Directions:
Type the records out again in full, exactly.

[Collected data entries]
>>>

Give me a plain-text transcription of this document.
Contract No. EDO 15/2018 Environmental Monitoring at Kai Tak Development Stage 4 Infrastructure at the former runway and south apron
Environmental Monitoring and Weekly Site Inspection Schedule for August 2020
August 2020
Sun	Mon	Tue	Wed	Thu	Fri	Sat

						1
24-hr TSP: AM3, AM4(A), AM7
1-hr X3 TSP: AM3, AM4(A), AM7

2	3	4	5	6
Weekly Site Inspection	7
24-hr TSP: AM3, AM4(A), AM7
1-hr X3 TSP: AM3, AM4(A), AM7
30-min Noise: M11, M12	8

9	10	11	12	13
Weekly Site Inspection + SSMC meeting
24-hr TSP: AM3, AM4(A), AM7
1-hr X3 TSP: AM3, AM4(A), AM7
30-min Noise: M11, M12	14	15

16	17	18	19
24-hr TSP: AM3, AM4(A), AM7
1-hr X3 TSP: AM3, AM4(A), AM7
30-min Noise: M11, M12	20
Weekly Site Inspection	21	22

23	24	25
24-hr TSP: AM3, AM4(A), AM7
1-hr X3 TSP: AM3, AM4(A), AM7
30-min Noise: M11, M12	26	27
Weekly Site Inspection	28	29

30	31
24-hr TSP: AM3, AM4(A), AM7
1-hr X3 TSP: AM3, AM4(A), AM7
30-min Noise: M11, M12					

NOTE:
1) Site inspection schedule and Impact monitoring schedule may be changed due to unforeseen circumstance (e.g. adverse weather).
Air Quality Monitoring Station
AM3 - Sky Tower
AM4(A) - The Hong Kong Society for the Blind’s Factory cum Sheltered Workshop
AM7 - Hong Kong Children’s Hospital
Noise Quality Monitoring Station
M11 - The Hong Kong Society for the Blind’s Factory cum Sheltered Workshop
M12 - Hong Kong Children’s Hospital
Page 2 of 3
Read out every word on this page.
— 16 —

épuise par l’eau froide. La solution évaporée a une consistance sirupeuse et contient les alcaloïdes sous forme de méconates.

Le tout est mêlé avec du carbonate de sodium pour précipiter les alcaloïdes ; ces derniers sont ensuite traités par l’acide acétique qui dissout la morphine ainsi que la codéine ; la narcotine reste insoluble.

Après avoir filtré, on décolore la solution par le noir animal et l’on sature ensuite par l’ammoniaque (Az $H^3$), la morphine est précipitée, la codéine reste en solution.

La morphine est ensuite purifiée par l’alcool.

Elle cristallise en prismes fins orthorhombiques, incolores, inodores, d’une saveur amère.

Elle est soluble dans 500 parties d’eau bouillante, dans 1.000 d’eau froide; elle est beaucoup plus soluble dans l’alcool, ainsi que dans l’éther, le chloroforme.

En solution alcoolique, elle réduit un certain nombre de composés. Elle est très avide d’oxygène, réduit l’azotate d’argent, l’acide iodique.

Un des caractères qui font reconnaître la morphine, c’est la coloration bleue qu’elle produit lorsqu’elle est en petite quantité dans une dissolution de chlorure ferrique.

<<<

Result:
Give me a plain-text transcription of this document.
Contract No. EDO 15/2018 Environmental Monitoring at Kai Tak Development Stage 4 Infrastructure at the former runway and south apron
Environmental Monitoring and Weekly Site Inspection Schedule for August 2020
August 2020
Sun	Mon	Tue	Wed	Thu	Fri	Sat

						1
24-hr TSP: AM3, AM4(A), AM7
1-hr X3 TSP: AM3, AM4(A), AM7

2	3	4	5	6
Weekly Site Inspection	7
24-hr TSP: AM3, AM4(A), AM7
1-hr X3 TSP: AM3, AM4(A), AM7
30-min Noise: M11, M12	8

9	10	11	12	13
Weekly Site Inspection + SSMC meeting
24-hr TSP: AM3, AM4(A), AM7
1-hr X3 TSP: AM3, AM4(A), AM7
30-min Noise: M11, M12	14	15

16	17	18	19
24-hr TSP: AM3, AM4(A), AM7
1-hr X3 TSP: AM3, AM4(A), AM7
30-min Noise: M11, M12	20
Weekly Site Inspection	21	22

23	24	25
24-hr TSP: AM3, AM4(A), AM7
1-hr X3 TSP: AM3, AM4(A), AM7
30-min Noise: M11, M12	26	27
Weekly Site Inspection	28	29

30	31
24-hr TSP: AM3, AM4(A), AM7
1-hr X3 TSP: AM3, AM4(A), AM7
30-min Noise: M11, M12					

NOTE:
1) Site inspection schedule and Impact monitoring schedule may be changed due to unforeseen circumstance (e.g. adverse weather).
Air Quality Monitoring Station
AM3 - Sky Tower
AM4(A) - The Hong Kong Society for the Blind’s Factory cum Sheltered Workshop
AM7 - Hong Kong Children’s Hospital
Noise Quality Monitoring Station
M11 - The Hong Kong Society for the Blind’s Factory cum Sheltered Workshop
M12 - Hong Kong Children’s Hospital
Page 2 of 3
Read out every word on this page.
— 16 —

épuise par l’eau froide. La solution évaporée a une consistance sirupeuse et contient les alcaloïdes sous forme de méconates.

Le tout est mêlé avec du carbonate de sodium pour précipiter les alcaloïdes ; ces derniers sont ensuite traités par l’acide acétique qui dissout la morphine ainsi que la codéine ; la narcotine reste insoluble.

Après avoir filtré, on décolore la solution par le noir animal et l’on sature ensuite par l’ammoniaque (Az $H^3$), la morphine est précipitée, la codéine reste en solution.

La morphine est ensuite purifiée par l’alcool.

Elle cristallise en prismes fins orthorhombiques, incolores, inodores, d’une saveur amère.

Elle est soluble dans 500 parties d’eau bouillante, dans 1.000 d’eau froide; elle est beaucoup plus soluble dans l’alcool, ainsi que dans l’éther, le chloroforme.

En solution alcoolique, elle réduit un certain nombre de composés. Elle est très avide d’oxygène, réduit l’azotate d’argent, l’acide iodique.

Un des caractères qui font reconnaître la morphine, c’est la coloration bleue qu’elle produit lorsqu’elle est en petite quantité dans une dissolution de chlorure ferrique.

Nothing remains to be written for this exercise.